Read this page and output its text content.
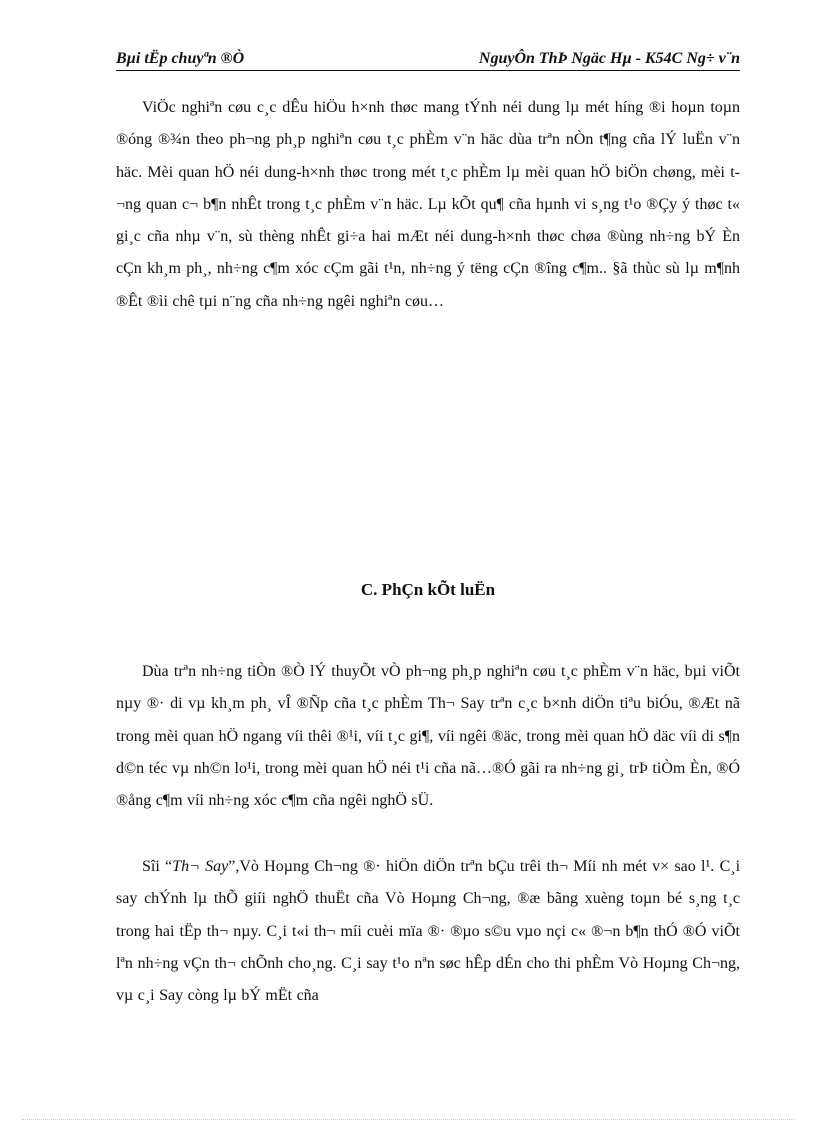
Bµi tËp chuyªn ®Ò	NguyÔn ThÞ Ngäc Hµ - K54C Ng÷ v¨n

ViÖc nghiªn cøu c¸c dÊu hiÖu h×nh thøc mang tÝnh néi dung lµ mét híng ®i hoµn toµn ®óng ®¾n theo ph¬ng ph¸p nghiªn cøu t¸c phÈm v¨n häc dùa trªn nÒn t¶ng cña lÝ luËn v¨n häc. Mèi quan hÖ néi dung-h×nh thøc trong mét t¸c phÈm lµ mèi quan hÖ biÖn chøng, mèi t¬ng quan c¬ b¶n nhÊt trong t¸c phÈm v¨n häc. Lµ kÕt qu¶ cña hµnh vi s¸ng t¹o ®Çy ý thøc t« gi¸c cña nhµ v¨n, sù thèng nhÊt gi÷a hai mÆt néi dung-h×nh thøc chøa ®ùng nh÷ng bÝ Èn cÇn kh¸m ph¸, nh÷ng c¶m xóc cÇm gãi t¹n, nh÷ng ý tëng cÇn ®îng c¶m.. §ã thùc sù lµ m¶nh ®Êt ®ìi chê tµi n¨ng cña nh÷ng ngêi nghiªn cøu…

C. PhÇn kÕt luËn

Dùa trªn nh÷ng tiÒn ®Ò lÝ thuyÕt vÒ ph¬ng ph¸p nghiªn cøu t¸c phÈm v¨n häc, bµi viÕt nµy ®· di vµ kh¸m ph¸ vÎ ®Ñp cña t¸c phÈm Th¬ Say trªn c¸c b×nh diÖn tiªu biÓu, ®Æt nã trong mèi quan hÖ ngang víi thêi ®¹i, víi t¸c gi¶, víi ngêi ®äc, trong mèi quan hÖ däc víi di s¶n d©n téc vµ nh©n lo¹i, trong mèi quan hÖ néi t¹i cña nã…®Ó gãi ra nh÷ng gi¸ trÞ tiÒm Èn, ®Ó ®ång c¶m víi nh÷ng xóc c¶m cña ngêi nghÖ sÜ.

Sîi “Th¬ Say”,Vò Hoµng Ch¬ng ®· hiÖn diÖn trªn bÇu trêi th¬ Míi nh mét v× sao l¹. C¸i say chÝnh lµ thÕ giíi nghÖ thuËt cña Vò Hoµng Ch¬ng, ®æ bãng xuèng toµn bé s¸ng t¸c trong hai tËp th¬ nµy. C¸i t«i th¬ míi cuèi mïa ®· ®µo s©u vµo nçi c« ®¬n b¶n thÓ ®Ó viÕt lªn nh÷ng vÇn th¬ chÕnh cho¸ng. C¸i say t¹o nªn søc hÊp dÉn cho thi phÈm Vò Hoµng Ch¬ng, vµ c¸i Say còng lµ bÝ mËt cña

- **DIRECTION**:
Reproduce the full listing faithfully, but do not carry over any pictures.

- **ANSWER FOR THIS EXERCISE**:
Read this page and output its text content.
Bµi tËp chuyªn ®Ò	NguyÔn ThÞ Ngäc Hµ - K54C Ng÷ v¨n

ViÖc nghiªn cøu c¸c dÊu hiÖu h×nh thøc mang tÝnh néi dung lµ mét híng ®i hoµn toµn ®óng ®¾n theo ph¬ng ph¸p nghiªn cøu t¸c phÈm v¨n häc dùa trªn nÒn t¶ng cña lÝ luËn v¨n häc. Mèi quan hÖ néi dung-h×nh thøc trong mét t¸c phÈm lµ mèi quan hÖ biÖn chøng, mèi t¬ng quan c¬ b¶n nhÊt trong t¸c phÈm v¨n häc. Lµ kÕt qu¶ cña hµnh vi s¸ng t¹o ®Çy ý thøc t« gi¸c cña nhµ v¨n, sù thèng nhÊt gi÷a hai mÆt néi dung-h×nh thøc chøa ®ùng nh÷ng bÝ Èn cÇn kh¸m ph¸, nh÷ng c¶m xóc cÇm gãi t¹n, nh÷ng ý tëng cÇn ®îng c¶m.. §ã thùc sù lµ m¶nh ®Êt ®ìi chê tµi n¨ng cña nh÷ng ngêi nghiªn cøu…

C. PhÇn kÕt luËn

Dùa trªn nh÷ng tiÒn ®Ò lÝ thuyÕt vÒ ph¬ng ph¸p nghiªn cøu t¸c phÈm v¨n häc, bµi viÕt nµy ®· di vµ kh¸m ph¸ vÎ ®Ñp cña t¸c phÈm Th¬ Say trªn c¸c b×nh diÖn tiªu biÓu, ®Æt nã trong mèi quan hÖ ngang víi thêi ®¹i, víi t¸c gi¶, víi ngêi ®äc, trong mèi quan hÖ däc víi di s¶n d©n téc vµ nh©n lo¹i, trong mèi quan hÖ néi t¹i cña nã…®Ó gãi ra nh÷ng gi¸ trÞ tiÒm Èn, ®Ó ®ång c¶m víi nh÷ng xóc c¶m cña ngêi nghÖ sÜ.

Sîi “Th¬ Say”,Vò Hoµng Ch¬ng ®· hiÖn diÖn trªn bÇu trêi th¬ Míi nh mét v× sao l¹. C¸i say chÝnh lµ thÕ giíi nghÖ thuËt cña Vò Hoµng Ch¬ng, ®æ bãng xuèng toµn bé s¸ng t¸c trong hai tËp th¬ nµy. C¸i t«i th¬ míi cuèi mïa ®· ®µo s©u vµo nçi c« ®¬n b¶n thÓ ®Ó viÕt lªn nh÷ng vÇn th¬ chÕnh cho¸ng. C¸i say t¹o nªn søc hÊp dÉn cho thi phÈm Vò Hoµng Ch¬ng, vµ c¸i Say còng lµ bÝ mËt cña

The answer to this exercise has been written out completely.